READING TEXT ▸

———

More and more these days, couples are sealing their commitment to platinum as they seal their commitment to each other. The Platinum Guild International reports that one in four wedding sets is composed entirely or partially of platinum. Retailers are finding that platinum bridal sets are easier than ever to sell, and platinum’s higher price points are translating into higher dollar margins. This is especially good news because women whose bridal jewelry is platinum are likely to want other jewelry to match it. “They buy the engagement ring, and then they want the earrings and chain to go with it,” says Dave Rogoway of La Rog Jewelers in Portland, Ore. “We’re doing a lot of platinum business in other categories, as well.”
Consumers who have heard about music recordings “going platinum” and received applications for platinum credit cards associate the metal with the ultimate. “It’s easy to sell platinum when you’re talking about quality,” says Marc Green of Lux, Bond and Green, West Hartford, Conn.
Jerry Robbins, co-owner of Robbins Diamonds, Philadelphia, agrees. “Today—not just in jewelry—better quality is trendy,” Robbins says.
Current styles are further increasing platinum’s appeal, Green notes. “The trend in fashion makes it easier to sell certain items, and the fashion has been white.”
While the white-on-white combination of diamonds and platinum has been hot for several seasons, the metal—which was popular before World War II—likewise enables jewelry artists to create classic looks. “Traditional, timeless styling is like good furniture,” says Carle Place, N.Y., designer Jeff Cooper. “That type of quality, people just don’t outgrow.”

———

GOAL 1 ▸ In the platinum jewelry text, what share of wedding sets does the Platinum Guild International report as made entirely or partially of platinum?
GOAL 2 ▸ Pick up the article on platinum bridal jewelry where it stops and keep writing.

———

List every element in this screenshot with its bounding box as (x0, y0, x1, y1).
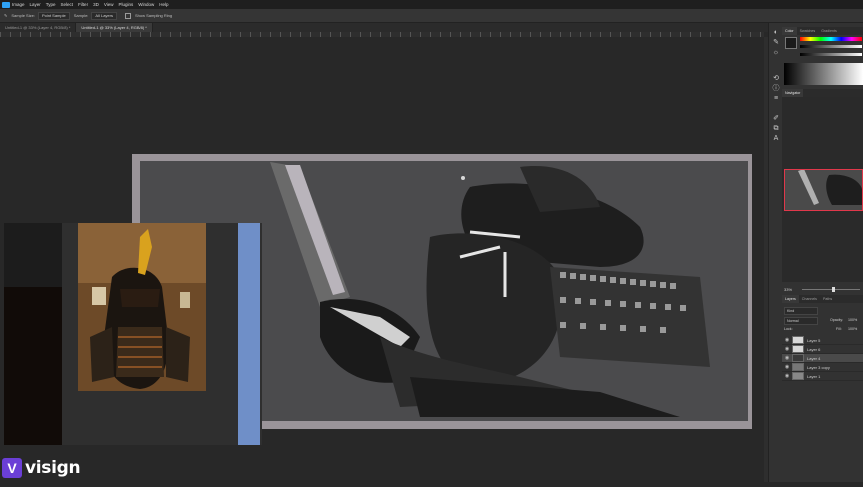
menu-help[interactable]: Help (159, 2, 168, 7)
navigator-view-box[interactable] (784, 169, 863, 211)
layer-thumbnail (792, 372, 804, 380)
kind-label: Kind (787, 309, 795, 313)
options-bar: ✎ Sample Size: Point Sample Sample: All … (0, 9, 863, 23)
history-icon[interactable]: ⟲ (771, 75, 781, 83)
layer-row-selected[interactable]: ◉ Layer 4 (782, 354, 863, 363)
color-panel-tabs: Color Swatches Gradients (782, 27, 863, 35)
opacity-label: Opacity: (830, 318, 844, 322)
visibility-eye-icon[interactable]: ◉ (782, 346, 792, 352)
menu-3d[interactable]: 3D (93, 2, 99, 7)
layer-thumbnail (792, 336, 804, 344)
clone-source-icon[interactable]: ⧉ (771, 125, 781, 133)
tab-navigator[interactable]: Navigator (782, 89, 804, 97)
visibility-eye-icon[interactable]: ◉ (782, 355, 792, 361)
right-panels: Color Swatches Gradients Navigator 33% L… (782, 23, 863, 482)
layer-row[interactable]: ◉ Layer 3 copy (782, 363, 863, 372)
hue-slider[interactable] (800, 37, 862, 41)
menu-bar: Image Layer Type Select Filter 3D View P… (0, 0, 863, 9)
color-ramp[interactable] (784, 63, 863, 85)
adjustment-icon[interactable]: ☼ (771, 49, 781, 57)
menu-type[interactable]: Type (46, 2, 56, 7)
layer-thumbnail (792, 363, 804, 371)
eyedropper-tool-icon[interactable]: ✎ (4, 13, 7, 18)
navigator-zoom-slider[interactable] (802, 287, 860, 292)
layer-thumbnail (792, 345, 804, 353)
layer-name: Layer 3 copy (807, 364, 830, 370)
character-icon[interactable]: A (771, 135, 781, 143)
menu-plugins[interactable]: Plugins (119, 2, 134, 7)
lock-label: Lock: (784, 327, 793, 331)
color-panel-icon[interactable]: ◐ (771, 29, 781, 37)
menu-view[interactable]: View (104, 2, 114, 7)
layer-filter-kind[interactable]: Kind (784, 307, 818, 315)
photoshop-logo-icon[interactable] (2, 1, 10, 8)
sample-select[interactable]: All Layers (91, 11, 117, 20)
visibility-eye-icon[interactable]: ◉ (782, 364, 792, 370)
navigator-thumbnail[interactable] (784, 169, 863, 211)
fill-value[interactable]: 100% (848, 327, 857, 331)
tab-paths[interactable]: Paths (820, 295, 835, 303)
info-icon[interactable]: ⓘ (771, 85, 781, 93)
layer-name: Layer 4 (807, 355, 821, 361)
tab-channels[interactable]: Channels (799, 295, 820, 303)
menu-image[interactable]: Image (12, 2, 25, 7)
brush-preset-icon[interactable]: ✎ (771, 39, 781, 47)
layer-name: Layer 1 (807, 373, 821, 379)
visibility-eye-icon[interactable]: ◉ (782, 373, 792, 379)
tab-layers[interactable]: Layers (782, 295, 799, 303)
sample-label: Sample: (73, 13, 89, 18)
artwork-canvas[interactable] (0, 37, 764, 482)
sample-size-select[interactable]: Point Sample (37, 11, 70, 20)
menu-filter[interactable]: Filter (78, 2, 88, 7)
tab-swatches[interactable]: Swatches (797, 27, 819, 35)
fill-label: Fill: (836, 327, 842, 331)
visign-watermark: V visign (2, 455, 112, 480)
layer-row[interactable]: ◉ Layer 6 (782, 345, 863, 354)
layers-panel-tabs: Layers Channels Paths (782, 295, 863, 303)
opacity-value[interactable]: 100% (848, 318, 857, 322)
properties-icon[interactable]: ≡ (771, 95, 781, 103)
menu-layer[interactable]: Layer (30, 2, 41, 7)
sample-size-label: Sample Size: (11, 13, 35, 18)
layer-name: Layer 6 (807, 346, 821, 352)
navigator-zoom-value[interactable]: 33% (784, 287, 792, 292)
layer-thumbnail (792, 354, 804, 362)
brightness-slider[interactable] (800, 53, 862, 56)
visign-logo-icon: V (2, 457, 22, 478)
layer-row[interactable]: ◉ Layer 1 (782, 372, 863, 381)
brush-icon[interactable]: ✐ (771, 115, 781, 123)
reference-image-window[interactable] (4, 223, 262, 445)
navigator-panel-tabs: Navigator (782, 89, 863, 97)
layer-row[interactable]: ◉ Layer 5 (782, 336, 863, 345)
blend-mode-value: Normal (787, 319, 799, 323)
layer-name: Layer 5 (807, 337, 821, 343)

———

EXPECTED OUTPUT 1 ▸ One in four.

EXPECTED OUTPUT 2 ▸
Platinum’s strength makes it a logical choice for couples who hope to pass their bridal sets on to children as future heirlooms, says Bruce Pucciarello, co-owner of Novell Design Studio, Roselle, N.J. “Platinum has a special quality to it; it’s a great metal, especially, for durable jewelry,” he says. “Gold tends to scratch. Platinum has a much longer life expectancy.”
Building demand. Retailers and designers credit PGI’s efforts to promote platinum to jewelers and consumers as a major factor driving demand. “I can’t say they haven’t been instrumental; they do a fabulous job,” says Judy Evans, designer of Frederick Goldman Inc.’s Diana Couture collection. “Their efforts are far-reaching,” encompassing educational programs, outreach to jewelers, technical and sourcing support, “and, of course, direct advertising to the consumer,” she says.
Because of the metal’s strategic importance during World War II, its use for nonmilitary purposes was prohibited during wartime. Thus, pl atinum disappeared from public view a generation ago, and today’s consumers needed to be reintroduced to it. “It was our grandmothers who wore platinum, not our mothers,” Evans notes.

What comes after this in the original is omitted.